━━ Rows

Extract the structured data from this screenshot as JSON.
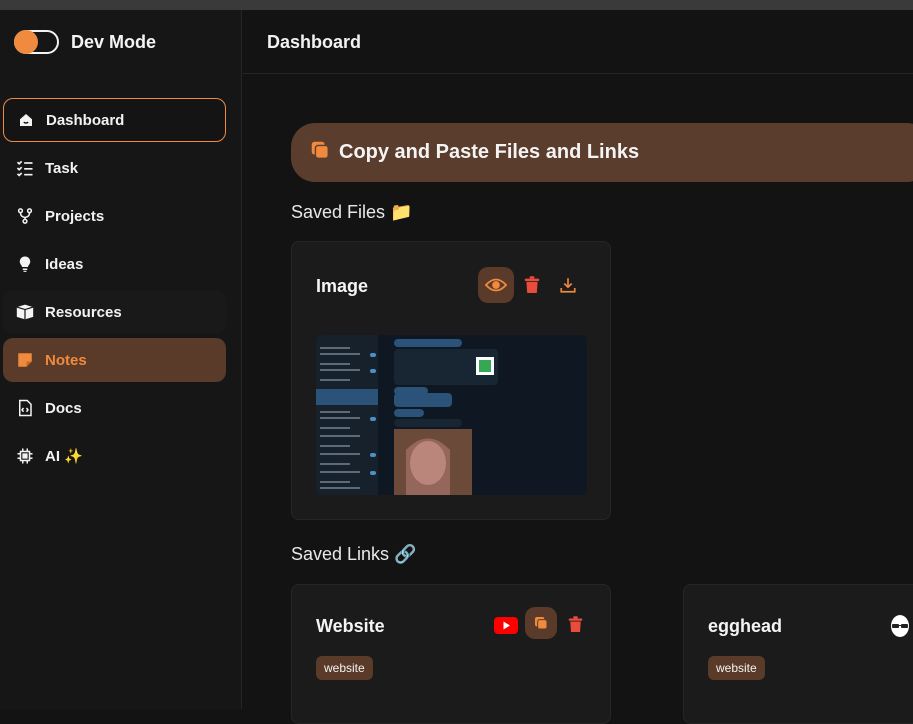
{
  "app": {
    "name": "Dev Mode"
  },
  "header": {
    "title": "Dashboard"
  },
  "sidebar": {
    "items": [
      {
        "label": "Dashboard",
        "icon": "home-icon"
      },
      {
        "label": "Task",
        "icon": "checklist-icon"
      },
      {
        "label": "Projects",
        "icon": "branch-icon"
      },
      {
        "label": "Ideas",
        "icon": "lightbulb-icon"
      },
      {
        "label": "Resources",
        "icon": "box-icon"
      },
      {
        "label": "Notes",
        "icon": "note-icon"
      },
      {
        "label": "Docs",
        "icon": "file-code-icon"
      },
      {
        "label": "AI ✨",
        "icon": "chip-icon"
      }
    ]
  },
  "banner": {
    "title": "Copy and Paste Files and Links"
  },
  "saved_files": {
    "title": "Saved Files 📁",
    "cards": [
      {
        "title": "Image"
      }
    ]
  },
  "saved_links": {
    "title": "Saved Links 🔗",
    "cards": [
      {
        "title": "Website",
        "tag": "website"
      },
      {
        "title": "egghead",
        "tag": "website"
      }
    ]
  },
  "colors": {
    "accent": "#f08a3e",
    "accent_bg": "#5a3a28",
    "danger": "#e74c3c",
    "background": "#131313"
  }
}
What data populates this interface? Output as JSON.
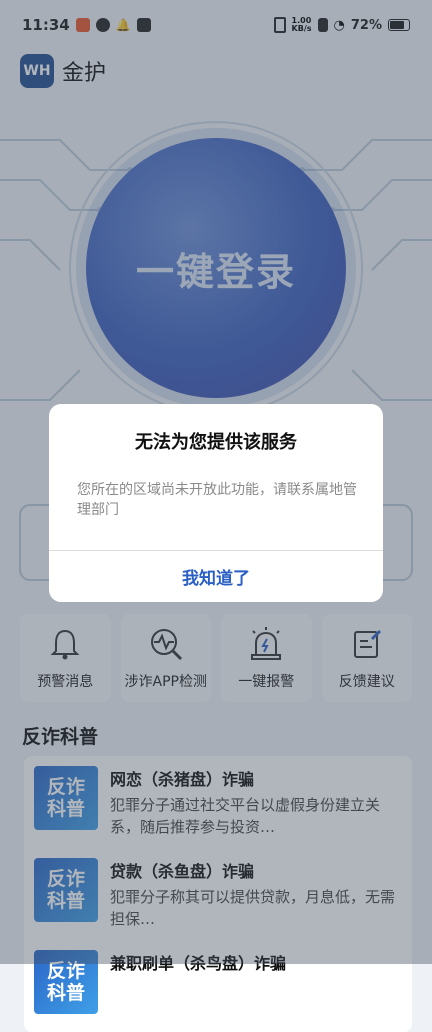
{
  "status_bar": {
    "time": "11:34",
    "net_speed": "1.00\nKB/s",
    "battery": "72%"
  },
  "header": {
    "logo_text": "WH",
    "app_name": "金护"
  },
  "hero": {
    "login_button": "一键登录"
  },
  "actions": [
    {
      "label": "预警消息",
      "icon": "bell-icon"
    },
    {
      "label": "涉诈APP检测",
      "icon": "scan-icon"
    },
    {
      "label": "一键报警",
      "icon": "alarm-icon"
    },
    {
      "label": "反馈建议",
      "icon": "feedback-icon"
    }
  ],
  "section": {
    "title": "反诈科普",
    "thumb_line1": "反诈",
    "thumb_line2": "科普",
    "cards": [
      {
        "title": "网恋（杀猪盘）诈骗",
        "desc": "犯罪分子通过社交平台以虚假身份建立关系，随后推荐参与投资…"
      },
      {
        "title": "贷款（杀鱼盘）诈骗",
        "desc": "犯罪分子称其可以提供贷款，月息低，无需担保…"
      },
      {
        "title": "兼职刷单（杀鸟盘）诈骗",
        "desc": ""
      }
    ]
  },
  "dialog": {
    "title": "无法为您提供该服务",
    "message": "您所在的区域尚未开放此功能，请联系属地管理部门",
    "button": "我知道了"
  },
  "colors": {
    "accent": "#2a5fc4",
    "brand": "#1f4d8f"
  }
}
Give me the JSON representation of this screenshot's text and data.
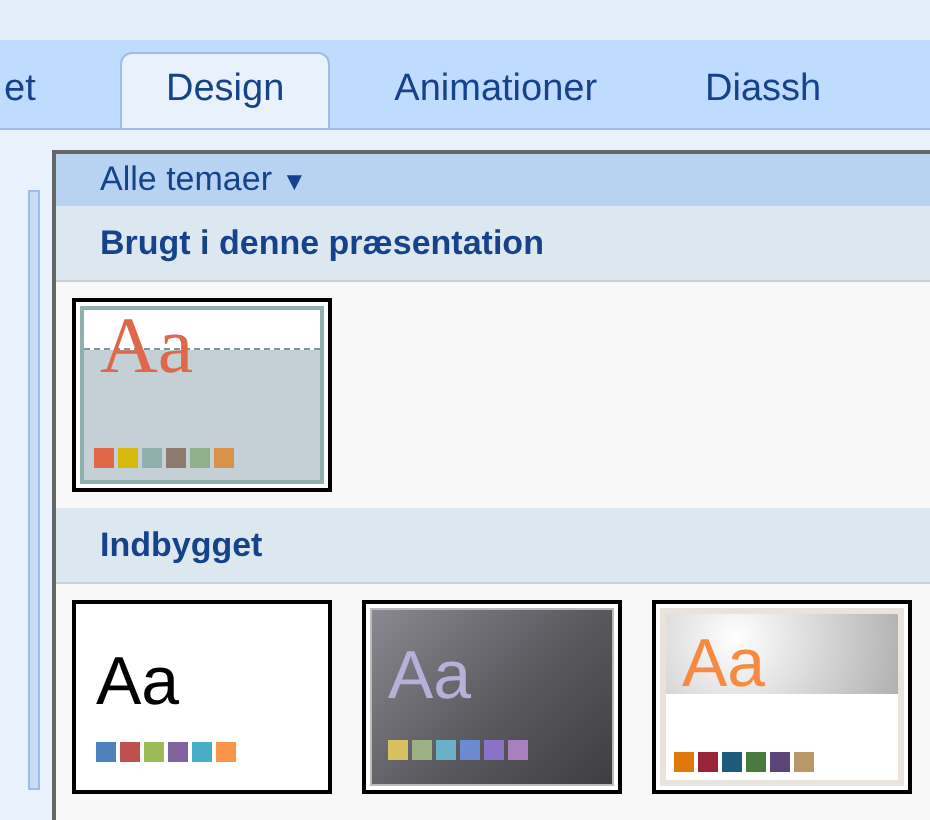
{
  "tabs": [
    {
      "label": "et",
      "selected": false
    },
    {
      "label": "Design",
      "selected": true
    },
    {
      "label": "Animationer",
      "selected": false
    },
    {
      "label": "Diassh",
      "selected": false
    }
  ],
  "gallery": {
    "filter": "Alle temaer",
    "filter_caret": "▼",
    "sections": [
      {
        "title": "Brugt i denne præsentation",
        "themes": [
          {
            "kind": "flow",
            "sample": "Aa",
            "swatches": [
              {
                "color": "#e0684a"
              },
              {
                "color": "#d6b90c"
              },
              {
                "color": "#8fb0ad"
              },
              {
                "color": "#8c7a6e"
              },
              {
                "color": "#8fb08a"
              },
              {
                "color": "#d9924a"
              }
            ]
          }
        ]
      },
      {
        "title": "Indbygget",
        "themes": [
          {
            "kind": "office",
            "sample": "Aa",
            "swatches": [
              {
                "color": "#4f81bd"
              },
              {
                "color": "#c0504d"
              },
              {
                "color": "#9bbb59"
              },
              {
                "color": "#8064a2"
              },
              {
                "color": "#4bacc6"
              },
              {
                "color": "#f79646"
              }
            ]
          },
          {
            "kind": "dark",
            "sample": "Aa",
            "swatches": [
              {
                "color": "#d6c060"
              },
              {
                "color": "#9cb084"
              },
              {
                "color": "#6ab0c8"
              },
              {
                "color": "#6c8ad0"
              },
              {
                "color": "#8a72c8"
              },
              {
                "color": "#a880c0"
              }
            ]
          },
          {
            "kind": "gradient",
            "sample": "Aa",
            "swatches": [
              {
                "color": "#e0780a"
              },
              {
                "color": "#9a2536"
              },
              {
                "color": "#1e5a7a"
              },
              {
                "color": "#4a7a3c"
              },
              {
                "color": "#5a4478"
              },
              {
                "color": "#b89868"
              }
            ]
          }
        ]
      }
    ]
  }
}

━━━━

> _Exercise objective_
Reproduce the full listing above verbatim, with no pictures included.

> _Exercise solution_
Extract the structured data from this screenshot as JSON.
{
  "app": {
    "name": "Dev Mode"
  },
  "header": {
    "title": "Dashboard"
  },
  "sidebar": {
    "items": [
      {
        "label": "Dashboard",
        "icon": "home-icon"
      },
      {
        "label": "Task",
        "icon": "checklist-icon"
      },
      {
        "label": "Projects",
        "icon": "branch-icon"
      },
      {
        "label": "Ideas",
        "icon": "lightbulb-icon"
      },
      {
        "label": "Resources",
        "icon": "box-icon"
      },
      {
        "label": "Notes",
        "icon": "note-icon"
      },
      {
        "label": "Docs",
        "icon": "file-code-icon"
      },
      {
        "label": "AI ✨",
        "icon": "chip-icon"
      }
    ]
  },
  "banner": {
    "title": "Copy and Paste Files and Links"
  },
  "saved_files": {
    "title": "Saved Files 📁",
    "cards": [
      {
        "title": "Image"
      }
    ]
  },
  "saved_links": {
    "title": "Saved Links 🔗",
    "cards": [
      {
        "title": "Website",
        "tag": "website"
      },
      {
        "title": "egghead",
        "tag": "website"
      }
    ]
  },
  "colors": {
    "accent": "#f08a3e",
    "accent_bg": "#5a3a28",
    "danger": "#e74c3c",
    "background": "#131313"
  }
}
What data populates this interface? Output as JSON.
{
  "status_bar": {
    "time": "11:34",
    "net_speed": "1.00\nKB/s",
    "battery": "72%"
  },
  "header": {
    "logo_text": "WH",
    "app_name": "金护"
  },
  "hero": {
    "login_button": "一键登录"
  },
  "actions": [
    {
      "label": "预警消息",
      "icon": "bell-icon"
    },
    {
      "label": "涉诈APP检测",
      "icon": "scan-icon"
    },
    {
      "label": "一键报警",
      "icon": "alarm-icon"
    },
    {
      "label": "反馈建议",
      "icon": "feedback-icon"
    }
  ],
  "section": {
    "title": "反诈科普",
    "thumb_line1": "反诈",
    "thumb_line2": "科普",
    "cards": [
      {
        "title": "网恋（杀猪盘）诈骗",
        "desc": "犯罪分子通过社交平台以虚假身份建立关系，随后推荐参与投资…"
      },
      {
        "title": "贷款（杀鱼盘）诈骗",
        "desc": "犯罪分子称其可以提供贷款，月息低，无需担保…"
      },
      {
        "title": "兼职刷单（杀鸟盘）诈骗",
        "desc": ""
      }
    ]
  },
  "dialog": {
    "title": "无法为您提供该服务",
    "message": "您所在的区域尚未开放此功能，请联系属地管理部门",
    "button": "我知道了"
  },
  "colors": {
    "accent": "#2a5fc4",
    "brand": "#1f4d8f"
  }
}
Give me the JSON representation of this screenshot's text and data.
{
  "tabs": [
    {
      "label": "et",
      "selected": false
    },
    {
      "label": "Design",
      "selected": true
    },
    {
      "label": "Animationer",
      "selected": false
    },
    {
      "label": "Diassh",
      "selected": false
    }
  ],
  "gallery": {
    "filter": "Alle temaer",
    "filter_caret": "▼",
    "sections": [
      {
        "title": "Brugt i denne præsentation",
        "themes": [
          {
            "kind": "flow",
            "sample": "Aa",
            "swatches": [
              {
                "color": "#e0684a"
              },
              {
                "color": "#d6b90c"
              },
              {
                "color": "#8fb0ad"
              },
              {
                "color": "#8c7a6e"
              },
              {
                "color": "#8fb08a"
              },
              {
                "color": "#d9924a"
              }
            ]
          }
        ]
      },
      {
        "title": "Indbygget",
        "themes": [
          {
            "kind": "office",
            "sample": "Aa",
            "swatches": [
              {
                "color": "#4f81bd"
              },
              {
                "color": "#c0504d"
              },
              {
                "color": "#9bbb59"
              },
              {
                "color": "#8064a2"
              },
              {
                "color": "#4bacc6"
              },
              {
                "color": "#f79646"
              }
            ]
          },
          {
            "kind": "dark",
            "sample": "Aa",
            "swatches": [
              {
                "color": "#d6c060"
              },
              {
                "color": "#9cb084"
              },
              {
                "color": "#6ab0c8"
              },
              {
                "color": "#6c8ad0"
              },
              {
                "color": "#8a72c8"
              },
              {
                "color": "#a880c0"
              }
            ]
          },
          {
            "kind": "gradient",
            "sample": "Aa",
            "swatches": [
              {
                "color": "#e0780a"
              },
              {
                "color": "#9a2536"
              },
              {
                "color": "#1e5a7a"
              },
              {
                "color": "#4a7a3c"
              },
              {
                "color": "#5a4478"
              },
              {
                "color": "#b89868"
              }
            ]
          }
        ]
      }
    ]
  }
}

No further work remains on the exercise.